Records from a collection
= = = =
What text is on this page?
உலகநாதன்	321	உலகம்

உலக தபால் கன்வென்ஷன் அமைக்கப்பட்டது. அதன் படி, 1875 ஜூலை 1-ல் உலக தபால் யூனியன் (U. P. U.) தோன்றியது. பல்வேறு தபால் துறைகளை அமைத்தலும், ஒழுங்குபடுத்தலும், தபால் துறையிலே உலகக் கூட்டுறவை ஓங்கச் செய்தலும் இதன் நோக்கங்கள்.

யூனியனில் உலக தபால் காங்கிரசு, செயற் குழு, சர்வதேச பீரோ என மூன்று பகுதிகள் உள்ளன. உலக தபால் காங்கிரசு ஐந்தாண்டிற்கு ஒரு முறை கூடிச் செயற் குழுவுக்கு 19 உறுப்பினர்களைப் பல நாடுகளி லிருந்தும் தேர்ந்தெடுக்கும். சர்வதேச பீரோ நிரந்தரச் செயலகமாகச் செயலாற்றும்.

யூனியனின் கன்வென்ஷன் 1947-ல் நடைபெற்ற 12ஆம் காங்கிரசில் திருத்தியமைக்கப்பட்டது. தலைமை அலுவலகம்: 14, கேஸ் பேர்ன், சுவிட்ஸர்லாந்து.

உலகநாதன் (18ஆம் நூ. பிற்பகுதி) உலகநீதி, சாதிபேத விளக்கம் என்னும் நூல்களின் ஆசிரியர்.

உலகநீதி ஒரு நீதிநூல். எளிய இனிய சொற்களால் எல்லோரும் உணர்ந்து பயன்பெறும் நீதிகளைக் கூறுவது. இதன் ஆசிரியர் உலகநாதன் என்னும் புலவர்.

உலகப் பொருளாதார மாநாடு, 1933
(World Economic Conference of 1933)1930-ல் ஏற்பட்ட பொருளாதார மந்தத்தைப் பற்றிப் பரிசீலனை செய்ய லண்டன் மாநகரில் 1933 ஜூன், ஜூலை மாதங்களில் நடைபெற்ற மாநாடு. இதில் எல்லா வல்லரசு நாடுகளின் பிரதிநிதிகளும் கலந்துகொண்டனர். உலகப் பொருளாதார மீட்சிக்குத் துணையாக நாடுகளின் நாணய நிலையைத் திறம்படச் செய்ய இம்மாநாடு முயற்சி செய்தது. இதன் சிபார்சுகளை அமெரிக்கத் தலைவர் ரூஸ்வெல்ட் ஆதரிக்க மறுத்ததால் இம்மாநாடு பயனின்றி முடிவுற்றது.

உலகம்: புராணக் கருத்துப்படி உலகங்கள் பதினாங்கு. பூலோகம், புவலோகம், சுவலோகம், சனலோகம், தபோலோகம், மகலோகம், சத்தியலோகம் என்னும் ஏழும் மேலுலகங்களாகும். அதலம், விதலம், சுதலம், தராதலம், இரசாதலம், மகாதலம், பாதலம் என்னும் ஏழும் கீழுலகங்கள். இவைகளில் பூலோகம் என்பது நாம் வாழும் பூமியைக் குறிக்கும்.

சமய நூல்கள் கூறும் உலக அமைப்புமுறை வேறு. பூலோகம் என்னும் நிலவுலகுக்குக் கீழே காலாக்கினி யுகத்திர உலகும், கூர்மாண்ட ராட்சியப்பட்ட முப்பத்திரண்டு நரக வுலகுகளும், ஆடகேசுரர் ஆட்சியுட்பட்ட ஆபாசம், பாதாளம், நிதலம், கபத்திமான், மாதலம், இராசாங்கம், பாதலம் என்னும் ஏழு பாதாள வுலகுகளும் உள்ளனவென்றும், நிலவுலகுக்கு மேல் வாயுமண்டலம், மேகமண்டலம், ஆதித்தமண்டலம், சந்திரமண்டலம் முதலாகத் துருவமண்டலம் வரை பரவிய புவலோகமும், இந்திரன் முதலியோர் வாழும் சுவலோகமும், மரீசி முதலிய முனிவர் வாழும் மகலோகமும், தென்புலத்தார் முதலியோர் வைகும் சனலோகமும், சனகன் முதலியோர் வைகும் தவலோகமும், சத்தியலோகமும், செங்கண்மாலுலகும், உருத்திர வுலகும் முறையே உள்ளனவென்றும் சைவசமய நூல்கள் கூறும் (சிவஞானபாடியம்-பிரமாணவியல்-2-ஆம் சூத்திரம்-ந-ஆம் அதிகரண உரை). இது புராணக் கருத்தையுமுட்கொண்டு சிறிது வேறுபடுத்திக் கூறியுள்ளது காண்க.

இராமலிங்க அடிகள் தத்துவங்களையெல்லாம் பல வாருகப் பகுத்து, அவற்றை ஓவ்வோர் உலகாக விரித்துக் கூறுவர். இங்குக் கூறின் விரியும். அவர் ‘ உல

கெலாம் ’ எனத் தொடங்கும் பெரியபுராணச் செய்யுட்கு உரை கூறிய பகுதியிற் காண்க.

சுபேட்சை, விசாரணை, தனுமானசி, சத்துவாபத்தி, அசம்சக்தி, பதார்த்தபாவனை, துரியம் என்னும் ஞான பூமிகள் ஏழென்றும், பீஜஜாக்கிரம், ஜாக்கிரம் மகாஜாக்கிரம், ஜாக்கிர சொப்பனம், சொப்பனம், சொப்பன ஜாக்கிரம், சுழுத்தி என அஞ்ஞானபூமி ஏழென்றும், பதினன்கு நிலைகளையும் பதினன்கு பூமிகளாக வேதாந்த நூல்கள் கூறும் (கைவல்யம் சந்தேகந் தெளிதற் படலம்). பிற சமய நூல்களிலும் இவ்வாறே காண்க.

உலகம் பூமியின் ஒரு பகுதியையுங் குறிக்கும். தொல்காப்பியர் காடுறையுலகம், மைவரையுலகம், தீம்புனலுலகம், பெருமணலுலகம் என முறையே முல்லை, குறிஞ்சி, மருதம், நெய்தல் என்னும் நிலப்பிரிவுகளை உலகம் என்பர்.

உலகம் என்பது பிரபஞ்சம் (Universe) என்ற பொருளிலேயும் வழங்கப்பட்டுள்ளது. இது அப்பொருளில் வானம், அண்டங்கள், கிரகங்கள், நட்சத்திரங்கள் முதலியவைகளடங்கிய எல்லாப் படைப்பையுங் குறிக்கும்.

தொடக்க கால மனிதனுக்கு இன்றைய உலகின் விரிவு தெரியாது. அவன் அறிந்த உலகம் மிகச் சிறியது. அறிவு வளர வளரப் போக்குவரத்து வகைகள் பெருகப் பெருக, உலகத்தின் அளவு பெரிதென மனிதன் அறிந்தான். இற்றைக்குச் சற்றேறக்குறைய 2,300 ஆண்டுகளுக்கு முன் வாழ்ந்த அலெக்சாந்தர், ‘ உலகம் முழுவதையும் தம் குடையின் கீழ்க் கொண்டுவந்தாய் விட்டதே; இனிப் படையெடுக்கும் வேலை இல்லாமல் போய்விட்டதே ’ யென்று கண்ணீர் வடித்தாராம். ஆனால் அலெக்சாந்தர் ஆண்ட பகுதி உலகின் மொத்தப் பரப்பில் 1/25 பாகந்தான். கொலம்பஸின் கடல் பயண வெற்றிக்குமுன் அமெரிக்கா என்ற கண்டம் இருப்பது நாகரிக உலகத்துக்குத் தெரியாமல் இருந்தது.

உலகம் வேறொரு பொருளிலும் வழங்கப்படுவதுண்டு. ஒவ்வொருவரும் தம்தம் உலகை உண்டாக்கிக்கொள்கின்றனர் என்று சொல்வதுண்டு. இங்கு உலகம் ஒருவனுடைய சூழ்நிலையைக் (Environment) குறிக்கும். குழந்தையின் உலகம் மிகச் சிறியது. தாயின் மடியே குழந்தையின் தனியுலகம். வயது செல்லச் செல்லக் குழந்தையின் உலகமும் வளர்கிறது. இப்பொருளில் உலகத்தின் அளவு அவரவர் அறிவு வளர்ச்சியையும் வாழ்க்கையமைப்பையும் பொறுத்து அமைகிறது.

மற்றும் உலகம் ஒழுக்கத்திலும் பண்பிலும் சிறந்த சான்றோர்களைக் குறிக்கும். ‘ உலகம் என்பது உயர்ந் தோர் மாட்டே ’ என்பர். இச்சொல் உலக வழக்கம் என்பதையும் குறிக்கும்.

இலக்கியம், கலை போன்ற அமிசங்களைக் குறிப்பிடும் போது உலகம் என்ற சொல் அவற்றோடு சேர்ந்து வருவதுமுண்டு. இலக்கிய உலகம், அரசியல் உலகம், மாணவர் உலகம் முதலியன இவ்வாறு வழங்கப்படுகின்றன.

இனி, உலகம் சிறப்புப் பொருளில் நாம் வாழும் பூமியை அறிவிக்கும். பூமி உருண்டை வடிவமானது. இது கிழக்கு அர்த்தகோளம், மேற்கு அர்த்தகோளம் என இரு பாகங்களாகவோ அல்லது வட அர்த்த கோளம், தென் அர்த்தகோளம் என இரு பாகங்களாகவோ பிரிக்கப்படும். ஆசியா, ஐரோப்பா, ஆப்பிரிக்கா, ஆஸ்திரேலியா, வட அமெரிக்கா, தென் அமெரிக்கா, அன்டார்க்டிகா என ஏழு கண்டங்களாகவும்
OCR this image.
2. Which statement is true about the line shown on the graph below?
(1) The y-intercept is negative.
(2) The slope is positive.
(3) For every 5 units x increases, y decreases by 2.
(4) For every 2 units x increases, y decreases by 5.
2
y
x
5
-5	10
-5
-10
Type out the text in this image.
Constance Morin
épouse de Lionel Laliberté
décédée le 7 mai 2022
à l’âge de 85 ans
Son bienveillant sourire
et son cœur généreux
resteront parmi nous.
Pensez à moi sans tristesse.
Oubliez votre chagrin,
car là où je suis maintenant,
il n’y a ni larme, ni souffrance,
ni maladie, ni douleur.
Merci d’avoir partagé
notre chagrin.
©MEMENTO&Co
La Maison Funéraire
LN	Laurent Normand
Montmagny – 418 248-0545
= = = =
Give nothing but the number of lines containing the string "உலகந".

3